**Work to be completed:** Show only lines that include "legend".

★ ★ ★ ★

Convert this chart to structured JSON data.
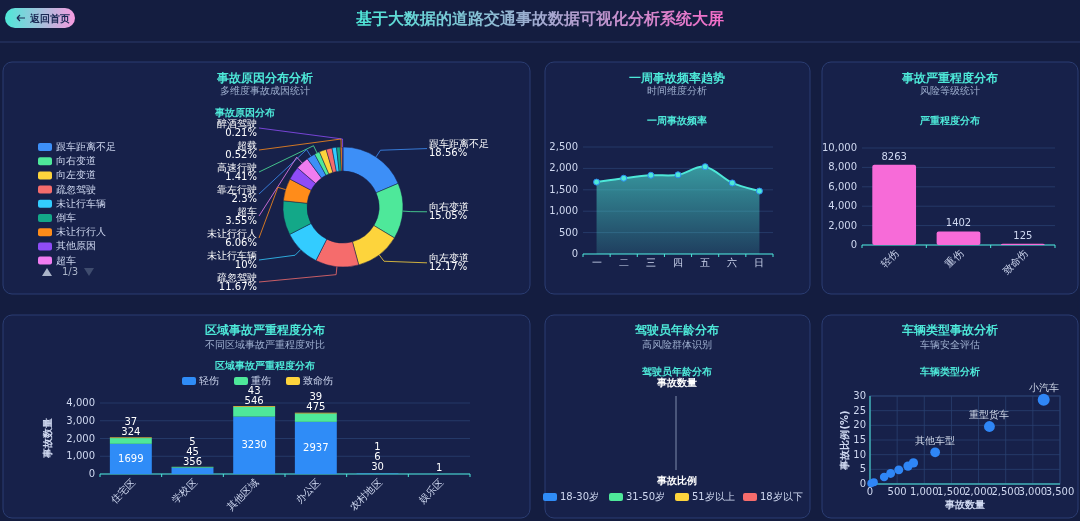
{
  "chart_data": [
    {
      "type": "other",
      "title": "基于大数据的道路交通事故数据可视化分析系统大屏",
      "annotations": [
        "返回首页"
      ]
    },
    {
      "type": "donut",
      "title": "事故原因分布分析",
      "subtitle": "多维度事故成因统计",
      "annotations": [
        "事故原因分布",
        "1/3"
      ],
      "legend": "left",
      "categories": [
        "跟车距离不足",
        "向右变道",
        "向左变道",
        "疏忽驾驶",
        "未让行车辆",
        "倒车",
        "未让行行人",
        "其他原因",
        "超车",
        "靠左行驶",
        "高速行驶",
        null,
        null,
        null,
        null,
        "超载",
        "醉酒驾驶"
      ],
      "values": [
        18.56,
        15.05,
        12.17,
        11.67,
        10,
        9.2,
        6.06,
        3.6,
        3.55,
        2.3,
        1.41,
        1.9,
        1.6,
        1.2,
        1.0,
        0.52,
        0.21
      ],
      "value_labels": [
        "18.56%",
        "15.05%",
        "12.17%",
        "11.67%",
        "10%",
        null,
        "6.06%",
        null,
        "3.55%",
        "2.3%",
        "1.41%",
        null,
        null,
        null,
        null,
        "0.52%",
        "0.21%"
      ],
      "colors": [
        "#3d8ff7",
        "#4ee89a",
        "#fdd43c",
        "#f56c6c",
        "#33ccff",
        "#13a888",
        "#ff8c1a",
        "#8e4cf7",
        "#f07cf0",
        "#3d8ff7",
        "#4ee89a",
        "#fdd43c",
        "#f56c6c",
        "#33ccff",
        "#13a888",
        "#ff8c1a",
        "#8e4cf7"
      ]
    },
    {
      "type": "area",
      "title": "一周事故频率趋势",
      "subtitle": "时间维度分析",
      "annotations": [
        "一周事故频率"
      ],
      "grid": "y",
      "marker": "circle",
      "categories": [
        "一",
        "二",
        "三",
        "四",
        "五",
        "六",
        "日"
      ],
      "series": [
        {
          "color": "#4de8d8",
          "values": [
            1680,
            1770,
            1840,
            1850,
            2040,
            1660,
            1470
          ]
        }
      ],
      "ylim": [
        0,
        2500
      ],
      "yticks": [
        0,
        500,
        {
          "value": 1000,
          "label": "1,000"
        },
        {
          "value": 1500,
          "label": "1,500"
        },
        {
          "value": 2000,
          "label": "2,000"
        },
        {
          "value": 2500,
          "label": "2,500"
        }
      ]
    },
    {
      "type": "bar",
      "title": "事故严重程度分布",
      "subtitle": "风险等级统计",
      "annotations": [
        "严重程度分布"
      ],
      "grid": "y",
      "data_labels": true,
      "categories": [
        "轻伤",
        "重伤",
        "致命伤"
      ],
      "values": [
        8263,
        1402,
        125
      ],
      "color": "#f76bd8",
      "ylim": [
        0,
        10000
      ],
      "yticks": [
        0,
        {
          "value": 2000,
          "label": "2,000"
        },
        {
          "value": 4000,
          "label": "4,000"
        },
        {
          "value": 6000,
          "label": "6,000"
        },
        {
          "value": 8000,
          "label": "8,000"
        },
        {
          "value": 10000,
          "label": "10,000"
        }
      ]
    },
    {
      "type": "bar",
      "stacked": true,
      "title": "区域事故严重程度分布",
      "subtitle": "不同区域事故严重程度对比",
      "annotations": [
        "区域事故严重程度分布"
      ],
      "ylabel": "事故数量",
      "grid": "y",
      "legend": "top",
      "data_labels": true,
      "categories": [
        "住宅区",
        "学校区",
        "其他区域",
        "办公区",
        "农村地区",
        "娱乐区"
      ],
      "series": [
        {
          "name": "轻伤",
          "color": "#2f8cf7",
          "values": [
            1699,
            356,
            3230,
            2937,
            30,
            1
          ]
        },
        {
          "name": "重伤",
          "color": "#4ee89a",
          "values": [
            324,
            45,
            546,
            475,
            6,
            null
          ]
        },
        {
          "name": "致命伤",
          "color": "#fdd43c",
          "values": [
            37,
            5,
            43,
            39,
            1,
            null
          ]
        }
      ],
      "ylim": [
        0,
        4000
      ],
      "yticks": [
        0,
        {
          "value": 1000,
          "label": "1,000"
        },
        {
          "value": 2000,
          "label": "2,000"
        },
        {
          "value": 3000,
          "label": "3,000"
        },
        {
          "value": 4000,
          "label": "4,000"
        }
      ]
    },
    {
      "type": "other",
      "title": "驾驶员年龄分布",
      "subtitle": "高风险群体识别",
      "annotations": [
        "驾驶员年龄分布",
        "事故数量",
        "事故比例"
      ],
      "legend": "bottom",
      "series": [
        {
          "name": "18-30岁",
          "color": "#2f8cf7"
        },
        {
          "name": "31-50岁",
          "color": "#4ee89a"
        },
        {
          "name": "51岁以上",
          "color": "#fdd43c"
        },
        {
          "name": "18岁以下",
          "color": "#f56c6c"
        }
      ]
    },
    {
      "type": "bubble",
      "title": "车辆类型事故分析",
      "subtitle": "车辆安全评估",
      "xlabel": "事故数量",
      "ylabel": "事故比例(%)",
      "grid": true,
      "annotations": [
        "车辆类型分析",
        {
          "text": "小汽车",
          "x": 3200,
          "y": 28.7
        },
        {
          "text": "重型货车",
          "x": 2200,
          "y": 19.6
        },
        {
          "text": "其他车型",
          "x": 1200,
          "y": 10.8
        }
      ],
      "x": [
        20,
        70,
        260,
        380,
        530,
        700,
        800,
        1200,
        2200,
        3200
      ],
      "values": [
        0.2,
        0.6,
        2.4,
        3.6,
        4.8,
        6.1,
        7.2,
        10.8,
        19.6,
        28.7
      ],
      "sizes": [
        0.4,
        0.45,
        0.5,
        0.55,
        0.55,
        0.6,
        0.6,
        0.66,
        0.82,
        1
      ],
      "color": "#2f86f6",
      "xlim": [
        0,
        3500
      ],
      "xticks": [
        0,
        500,
        {
          "value": 1000,
          "label": "1,000"
        },
        {
          "value": 1500,
          "label": "1,500"
        },
        {
          "value": 2000,
          "label": "2,000"
        },
        {
          "value": 2500,
          "label": "2,500"
        },
        {
          "value": 3000,
          "label": "3,000"
        },
        {
          "value": 3500,
          "label": "3,500"
        }
      ],
      "ylim": [
        0,
        30
      ],
      "yticks": [
        0,
        5,
        10,
        15,
        20,
        25,
        30
      ]
    }
  ]
}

★ ★ ★ ★

**Task response:**
      "legend": "left",
      "legend": "top",
      "legend": "bottom",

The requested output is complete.